**Given data**
## Start
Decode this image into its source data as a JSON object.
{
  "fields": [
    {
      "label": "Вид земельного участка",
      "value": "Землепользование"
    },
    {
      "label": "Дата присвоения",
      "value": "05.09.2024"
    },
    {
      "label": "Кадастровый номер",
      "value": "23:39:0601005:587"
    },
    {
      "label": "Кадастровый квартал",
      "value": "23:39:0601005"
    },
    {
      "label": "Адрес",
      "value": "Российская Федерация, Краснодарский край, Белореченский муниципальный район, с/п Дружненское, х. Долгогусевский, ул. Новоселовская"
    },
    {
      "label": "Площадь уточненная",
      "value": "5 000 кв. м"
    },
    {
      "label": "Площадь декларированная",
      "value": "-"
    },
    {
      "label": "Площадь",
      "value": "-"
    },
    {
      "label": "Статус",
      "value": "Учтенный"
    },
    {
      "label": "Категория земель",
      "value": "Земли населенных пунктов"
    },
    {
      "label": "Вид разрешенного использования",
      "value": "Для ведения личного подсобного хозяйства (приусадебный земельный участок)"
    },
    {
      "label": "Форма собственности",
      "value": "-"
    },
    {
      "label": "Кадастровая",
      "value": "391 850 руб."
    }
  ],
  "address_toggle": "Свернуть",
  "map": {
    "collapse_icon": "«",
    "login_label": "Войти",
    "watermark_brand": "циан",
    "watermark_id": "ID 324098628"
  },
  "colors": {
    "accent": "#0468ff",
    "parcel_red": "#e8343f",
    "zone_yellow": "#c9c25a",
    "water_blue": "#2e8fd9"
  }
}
## End
Return each entry from above without altering a single character.

Decode this image into its source data as a JSON object.
{
  "fields": [
    {
      "label": "Вид земельного участка",
      "value": "Землепользование"
    },
    {
      "label": "Дата присвоения",
      "value": "05.09.2024"
    },
    {
      "label": "Кадастровый номер",
      "value": "23:39:0601005:587"
    },
    {
      "label": "Кадастровый квартал",
      "value": "23:39:0601005"
    },
    {
      "label": "Адрес",
      "value": "Российская Федерация, Краснодарский край, Белореченский муниципальный район, с/п Дружненское, х. Долгогусевский, ул. Новоселовская"
    },
    {
      "label": "Площадь уточненная",
      "value": "5 000 кв. м"
    },
    {
      "label": "Площадь декларированная",
      "value": "-"
    },
    {
      "label": "Площадь",
      "value": "-"
    },
    {
      "label": "Статус",
      "value": "Учтенный"
    },
    {
      "label": "Категория земель",
      "value": "Земли населенных пунктов"
    },
    {
      "label": "Вид разрешенного использования",
      "value": "Для ведения личного подсобного хозяйства (приусадебный земельный участок)"
    },
    {
      "label": "Форма собственности",
      "value": "-"
    },
    {
      "label": "Кадастровая",
      "value": "391 850 руб."
    }
  ],
  "address_toggle": "Свернуть",
  "map": {
    "collapse_icon": "«",
    "login_label": "Войти",
    "watermark_brand": "циан",
    "watermark_id": "ID 324098628"
  },
  "colors": {
    "accent": "#0468ff",
    "parcel_red": "#e8343f",
    "zone_yellow": "#c9c25a",
    "water_blue": "#2e8fd9"
  }
}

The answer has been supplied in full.